▸ Exercise description:
Pictures appear in the records below; write out everything else exactly.

___ Stored data ___

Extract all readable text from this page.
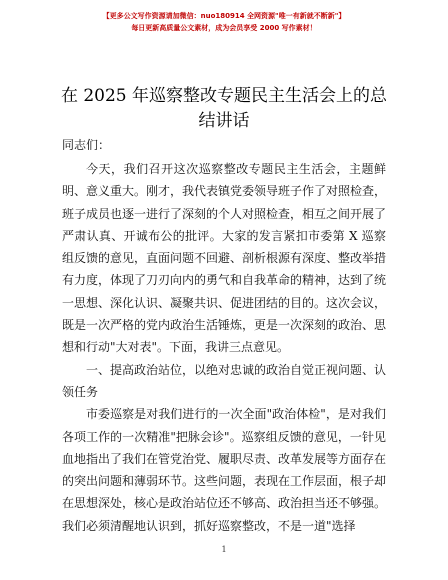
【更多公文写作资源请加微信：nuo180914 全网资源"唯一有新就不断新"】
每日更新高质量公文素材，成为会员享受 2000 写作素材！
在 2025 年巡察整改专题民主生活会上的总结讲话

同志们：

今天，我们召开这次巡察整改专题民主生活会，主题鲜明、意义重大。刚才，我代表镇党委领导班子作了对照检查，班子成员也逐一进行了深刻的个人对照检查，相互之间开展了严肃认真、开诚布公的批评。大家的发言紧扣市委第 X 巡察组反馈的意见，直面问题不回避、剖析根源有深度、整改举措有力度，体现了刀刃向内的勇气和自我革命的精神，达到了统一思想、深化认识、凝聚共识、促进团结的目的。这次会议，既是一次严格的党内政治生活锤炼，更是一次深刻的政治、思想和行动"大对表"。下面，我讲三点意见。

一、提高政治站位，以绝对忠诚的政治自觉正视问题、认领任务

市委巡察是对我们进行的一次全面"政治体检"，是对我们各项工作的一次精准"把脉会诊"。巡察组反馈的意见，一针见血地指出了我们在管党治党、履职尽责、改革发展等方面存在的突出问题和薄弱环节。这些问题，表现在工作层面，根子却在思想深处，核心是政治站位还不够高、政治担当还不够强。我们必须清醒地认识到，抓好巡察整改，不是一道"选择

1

___

▸ Solution:
Extract all readable text from this page.
【更多公文写作资源请加微信：nuo180914 全网资源"唯一有新就不断新"】
每日更新高质量公文素材，成为会员享受 2000 写作素材！
在 2025 年巡察整改专题民主生活会上的总结讲话

同志们：

今天，我们召开这次巡察整改专题民主生活会，主题鲜明、意义重大。刚才，我代表镇党委领导班子作了对照检查，班子成员也逐一进行了深刻的个人对照检查，相互之间开展了严肃认真、开诚布公的批评。大家的发言紧扣市委第 X 巡察组反馈的意见，直面问题不回避、剖析根源有深度、整改举措有力度，体现了刀刃向内的勇气和自我革命的精神，达到了统一思想、深化认识、凝聚共识、促进团结的目的。这次会议，既是一次严格的党内政治生活锤炼，更是一次深刻的政治、思想和行动"大对表"。下面，我讲三点意见。

一、提高政治站位，以绝对忠诚的政治自觉正视问题、认领任务

市委巡察是对我们进行的一次全面"政治体检"，是对我们各项工作的一次精准"把脉会诊"。巡察组反馈的意见，一针见血地指出了我们在管党治党、履职尽责、改革发展等方面存在的突出问题和薄弱环节。这些问题，表现在工作层面，根子却在思想深处，核心是政治站位还不够高、政治担当还不够强。我们必须清醒地认识到，抓好巡察整改，不是一道"选择

1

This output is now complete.